▸ Stated problem
Copy out each of the items below word for word, changing nothing.
▼
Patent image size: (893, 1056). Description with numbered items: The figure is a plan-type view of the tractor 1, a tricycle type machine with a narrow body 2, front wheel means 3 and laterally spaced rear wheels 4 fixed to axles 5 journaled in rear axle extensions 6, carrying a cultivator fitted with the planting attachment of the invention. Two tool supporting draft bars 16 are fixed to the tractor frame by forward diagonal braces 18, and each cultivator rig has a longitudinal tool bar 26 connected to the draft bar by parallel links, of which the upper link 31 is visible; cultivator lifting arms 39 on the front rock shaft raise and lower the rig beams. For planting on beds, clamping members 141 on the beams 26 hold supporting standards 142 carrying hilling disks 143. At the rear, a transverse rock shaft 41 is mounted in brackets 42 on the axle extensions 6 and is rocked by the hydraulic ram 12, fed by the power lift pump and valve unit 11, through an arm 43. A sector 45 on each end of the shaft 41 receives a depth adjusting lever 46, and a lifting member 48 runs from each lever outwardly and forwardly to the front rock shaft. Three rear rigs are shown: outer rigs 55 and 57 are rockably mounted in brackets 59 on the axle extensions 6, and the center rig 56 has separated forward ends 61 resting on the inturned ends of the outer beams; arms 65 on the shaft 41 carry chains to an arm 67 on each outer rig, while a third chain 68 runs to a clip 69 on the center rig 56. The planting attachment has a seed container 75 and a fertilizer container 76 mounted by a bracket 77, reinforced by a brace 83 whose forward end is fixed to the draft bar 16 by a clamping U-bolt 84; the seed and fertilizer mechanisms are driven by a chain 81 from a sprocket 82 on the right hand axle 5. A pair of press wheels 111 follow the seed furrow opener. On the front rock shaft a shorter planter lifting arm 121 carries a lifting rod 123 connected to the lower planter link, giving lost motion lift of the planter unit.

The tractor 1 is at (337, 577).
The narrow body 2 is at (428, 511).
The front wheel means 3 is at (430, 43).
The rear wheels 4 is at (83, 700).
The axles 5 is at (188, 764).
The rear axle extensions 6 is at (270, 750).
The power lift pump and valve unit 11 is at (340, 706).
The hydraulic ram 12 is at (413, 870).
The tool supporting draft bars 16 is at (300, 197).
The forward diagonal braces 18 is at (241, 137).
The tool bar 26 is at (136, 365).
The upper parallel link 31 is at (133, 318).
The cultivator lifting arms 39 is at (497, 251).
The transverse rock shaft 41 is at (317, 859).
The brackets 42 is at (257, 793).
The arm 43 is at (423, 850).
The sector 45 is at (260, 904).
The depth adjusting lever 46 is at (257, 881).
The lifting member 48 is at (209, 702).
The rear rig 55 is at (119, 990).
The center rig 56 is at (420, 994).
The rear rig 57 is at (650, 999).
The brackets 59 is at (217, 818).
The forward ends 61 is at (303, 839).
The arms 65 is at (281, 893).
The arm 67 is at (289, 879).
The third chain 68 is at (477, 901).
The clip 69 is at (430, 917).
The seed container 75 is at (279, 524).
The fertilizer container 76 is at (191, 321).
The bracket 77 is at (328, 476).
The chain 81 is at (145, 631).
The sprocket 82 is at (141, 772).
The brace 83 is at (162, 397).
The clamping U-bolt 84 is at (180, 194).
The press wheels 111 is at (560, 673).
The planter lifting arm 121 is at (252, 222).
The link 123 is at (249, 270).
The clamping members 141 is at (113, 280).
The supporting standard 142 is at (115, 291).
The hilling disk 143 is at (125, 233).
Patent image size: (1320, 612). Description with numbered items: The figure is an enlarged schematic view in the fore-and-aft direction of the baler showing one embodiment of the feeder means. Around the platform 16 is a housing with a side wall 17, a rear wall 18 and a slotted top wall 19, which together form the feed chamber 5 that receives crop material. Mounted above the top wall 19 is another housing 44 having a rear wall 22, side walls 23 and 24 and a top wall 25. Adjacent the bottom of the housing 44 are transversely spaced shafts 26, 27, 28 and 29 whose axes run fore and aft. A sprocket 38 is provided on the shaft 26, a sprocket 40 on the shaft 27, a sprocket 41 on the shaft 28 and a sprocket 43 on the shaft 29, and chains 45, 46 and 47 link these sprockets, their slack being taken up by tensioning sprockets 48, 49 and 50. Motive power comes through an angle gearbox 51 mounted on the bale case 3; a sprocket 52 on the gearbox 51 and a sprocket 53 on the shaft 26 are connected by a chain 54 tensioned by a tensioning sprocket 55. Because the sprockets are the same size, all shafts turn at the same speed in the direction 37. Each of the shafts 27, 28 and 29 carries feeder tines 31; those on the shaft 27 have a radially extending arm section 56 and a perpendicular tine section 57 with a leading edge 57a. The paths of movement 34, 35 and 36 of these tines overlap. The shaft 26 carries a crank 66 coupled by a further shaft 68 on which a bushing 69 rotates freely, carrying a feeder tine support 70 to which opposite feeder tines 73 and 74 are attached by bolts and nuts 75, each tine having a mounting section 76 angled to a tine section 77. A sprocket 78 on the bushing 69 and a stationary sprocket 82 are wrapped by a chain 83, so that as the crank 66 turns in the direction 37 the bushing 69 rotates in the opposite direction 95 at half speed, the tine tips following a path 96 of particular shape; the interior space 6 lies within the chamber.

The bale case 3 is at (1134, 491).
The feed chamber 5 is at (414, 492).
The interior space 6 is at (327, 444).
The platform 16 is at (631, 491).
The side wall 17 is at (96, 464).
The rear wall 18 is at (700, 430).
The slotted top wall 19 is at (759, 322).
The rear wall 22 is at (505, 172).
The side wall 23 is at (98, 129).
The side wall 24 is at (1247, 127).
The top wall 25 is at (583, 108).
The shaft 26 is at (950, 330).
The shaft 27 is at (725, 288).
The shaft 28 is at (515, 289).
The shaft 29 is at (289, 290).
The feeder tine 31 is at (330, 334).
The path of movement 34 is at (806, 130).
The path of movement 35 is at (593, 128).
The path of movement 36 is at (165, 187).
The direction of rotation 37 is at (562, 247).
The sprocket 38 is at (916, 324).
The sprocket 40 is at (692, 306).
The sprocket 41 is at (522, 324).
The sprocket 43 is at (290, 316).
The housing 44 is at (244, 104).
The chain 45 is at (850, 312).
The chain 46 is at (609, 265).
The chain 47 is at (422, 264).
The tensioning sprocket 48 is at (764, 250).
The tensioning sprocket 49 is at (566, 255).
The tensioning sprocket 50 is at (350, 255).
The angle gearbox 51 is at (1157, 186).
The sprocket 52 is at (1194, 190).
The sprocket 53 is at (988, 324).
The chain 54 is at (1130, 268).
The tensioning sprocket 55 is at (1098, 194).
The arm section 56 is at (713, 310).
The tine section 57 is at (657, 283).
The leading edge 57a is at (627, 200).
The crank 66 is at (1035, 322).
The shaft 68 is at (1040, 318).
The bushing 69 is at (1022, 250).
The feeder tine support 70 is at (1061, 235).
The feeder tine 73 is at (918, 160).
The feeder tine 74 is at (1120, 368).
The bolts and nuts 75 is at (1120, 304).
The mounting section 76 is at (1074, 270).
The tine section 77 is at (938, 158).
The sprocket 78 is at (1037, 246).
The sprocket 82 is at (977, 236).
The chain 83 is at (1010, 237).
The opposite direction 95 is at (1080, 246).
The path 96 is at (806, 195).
▲
▸ Task output
Patent image size: (893, 1056). Description with numbered items: The figure is a plan-type view of the tractor 1, a tricycle type machine with a narrow body 2, front wheel means 3 and laterally spaced rear wheels 4 fixed to axles 5 journaled in rear axle extensions 6, carrying a cultivator fitted with the planting attachment of the invention. Two tool supporting draft bars 16 are fixed to the tractor frame by forward diagonal braces 18, and each cultivator rig has a longitudinal tool bar 26 connected to the draft bar by parallel links, of which the upper link 31 is visible; cultivator lifting arms 39 on the front rock shaft raise and lower the rig beams. For planting on beds, clamping members 141 on the beams 26 hold supporting standards 142 carrying hilling disks 143. At the rear, a transverse rock shaft 41 is mounted in brackets 42 on the axle extensions 6 and is rocked by the hydraulic ram 12, fed by the power lift pump and valve unit 11, through an arm 43. A sector 45 on each end of the shaft 41 receives a depth adjusting lever 46, and a lifting member 48 runs from each lever outwardly and forwardly to the front rock shaft. Three rear rigs are shown: outer rigs 55 and 57 are rockably mounted in brackets 59 on the axle extensions 6, and the center rig 56 has separated forward ends 61 resting on the inturned ends of the outer beams; arms 65 on the shaft 41 carry chains to an arm 67 on each outer rig, while a third chain 68 runs to a clip 69 on the center rig 56. The planting attachment has a seed container 75 and a fertilizer container 76 mounted by a bracket 77, reinforced by a brace 83 whose forward end is fixed to the draft bar 16 by a clamping U-bolt 84; the seed and fertilizer mechanisms are driven by a chain 81 from a sprocket 82 on the right hand axle 5. A pair of press wheels 111 follow the seed furrow opener. On the front rock shaft a shorter planter lifting arm 121 carries a lifting rod 123 connected to the lower planter link, giving lost motion lift of the planter unit.

The tractor 1 is at (337, 577).
The narrow body 2 is at (428, 511).
The front wheel means 3 is at (430, 43).
The rear wheels 4 is at (83, 700).
The axles 5 is at (188, 764).
The rear axle extensions 6 is at (270, 750).
The power lift pump and valve unit 11 is at (340, 706).
The hydraulic ram 12 is at (413, 870).
The tool supporting draft bars 16 is at (300, 197).
The forward diagonal braces 18 is at (241, 137).
The tool bar 26 is at (136, 365).
The upper parallel link 31 is at (133, 318).
The cultivator lifting arms 39 is at (497, 251).
The transverse rock shaft 41 is at (317, 859).
The brackets 42 is at (257, 793).
The arm 43 is at (423, 850).
The sector 45 is at (260, 904).
The depth adjusting lever 46 is at (257, 881).
The lifting member 48 is at (209, 702).
The rear rig 55 is at (119, 990).
The center rig 56 is at (420, 994).
The rear rig 57 is at (650, 999).
The brackets 59 is at (217, 818).
The forward ends 61 is at (303, 839).
The arms 65 is at (281, 893).
The arm 67 is at (289, 879).
The third chain 68 is at (477, 901).
The clip 69 is at (430, 917).
The seed container 75 is at (279, 524).
The fertilizer container 76 is at (191, 321).
The bracket 77 is at (328, 476).
The chain 81 is at (145, 631).
The sprocket 82 is at (141, 772).
The brace 83 is at (162, 397).
The clamping U-bolt 84 is at (180, 194).
The press wheels 111 is at (560, 673).
The planter lifting arm 121 is at (252, 222).
The link 123 is at (249, 270).
The clamping members 141 is at (113, 280).
The supporting standard 142 is at (115, 291).
The hilling disk 143 is at (125, 233).
Patent image size: (1320, 612). Description with numbered items: The figure is an enlarged schematic view in the fore-and-aft direction of the baler showing one embodiment of the feeder means. Around the platform 16 is a housing with a side wall 17, a rear wall 18 and a slotted top wall 19, which together form the feed chamber 5 that receives crop material. Mounted above the top wall 19 is another housing 44 having a rear wall 22, side walls 23 and 24 and a top wall 25. Adjacent the bottom of the housing 44 are transversely spaced shafts 26, 27, 28 and 29 whose axes run fore and aft. A sprocket 38 is provided on the shaft 26, a sprocket 40 on the shaft 27, a sprocket 41 on the shaft 28 and a sprocket 43 on the shaft 29, and chains 45, 46 and 47 link these sprockets, their slack being taken up by tensioning sprockets 48, 49 and 50. Motive power comes through an angle gearbox 51 mounted on the bale case 3; a sprocket 52 on the gearbox 51 and a sprocket 53 on the shaft 26 are connected by a chain 54 tensioned by a tensioning sprocket 55. Because the sprockets are the same size, all shafts turn at the same speed in the direction 37. Each of the shafts 27, 28 and 29 carries feeder tines 31; those on the shaft 27 have a radially extending arm section 56 and a perpendicular tine section 57 with a leading edge 57a. The paths of movement 34, 35 and 36 of these tines overlap. The shaft 26 carries a crank 66 coupled by a further shaft 68 on which a bushing 69 rotates freely, carrying a feeder tine support 70 to which opposite feeder tines 73 and 74 are attached by bolts and nuts 75, each tine having a mounting section 76 angled to a tine section 77. A sprocket 78 on the bushing 69 and a stationary sprocket 82 are wrapped by a chain 83, so that as the crank 66 turns in the direction 37 the bushing 69 rotates in the opposite direction 95 at half speed, the tine tips following a path 96 of particular shape; the interior space 6 lies within the chamber.

The bale case 3 is at (1134, 491).
The feed chamber 5 is at (414, 492).
The interior space 6 is at (327, 444).
The platform 16 is at (631, 491).
The side wall 17 is at (96, 464).
The rear wall 18 is at (700, 430).
The slotted top wall 19 is at (759, 322).
The rear wall 22 is at (505, 172).
The side wall 23 is at (98, 129).
The side wall 24 is at (1247, 127).
The top wall 25 is at (583, 108).
The shaft 26 is at (950, 330).
The shaft 27 is at (725, 288).
The shaft 28 is at (515, 289).
The shaft 29 is at (289, 290).
The feeder tine 31 is at (330, 334).
The path of movement 34 is at (806, 130).
The path of movement 35 is at (593, 128).
The path of movement 36 is at (165, 187).
The direction of rotation 37 is at (562, 247).
The sprocket 38 is at (916, 324).
The sprocket 40 is at (692, 306).
The sprocket 41 is at (522, 324).
The sprocket 43 is at (290, 316).
The housing 44 is at (244, 104).
The chain 45 is at (850, 312).
The chain 46 is at (609, 265).
The chain 47 is at (422, 264).
The tensioning sprocket 48 is at (764, 250).
The tensioning sprocket 49 is at (566, 255).
The tensioning sprocket 50 is at (350, 255).
The angle gearbox 51 is at (1157, 186).
The sprocket 52 is at (1194, 190).
The sprocket 53 is at (988, 324).
The chain 54 is at (1130, 268).
The tensioning sprocket 55 is at (1098, 194).
The arm section 56 is at (713, 310).
The tine section 57 is at (657, 283).
The leading edge 57a is at (627, 200).
The crank 66 is at (1035, 322).
The shaft 68 is at (1040, 318).
The bushing 69 is at (1022, 250).
The feeder tine support 70 is at (1061, 235).
The feeder tine 73 is at (918, 160).
The feeder tine 74 is at (1120, 368).
The bolts and nuts 75 is at (1120, 304).
The mounting section 76 is at (1074, 270).
The tine section 77 is at (938, 158).
The sprocket 78 is at (1037, 246).
The sprocket 82 is at (977, 236).
The chain 83 is at (1010, 237).
The opposite direction 95 is at (1080, 246).
The path 96 is at (806, 195).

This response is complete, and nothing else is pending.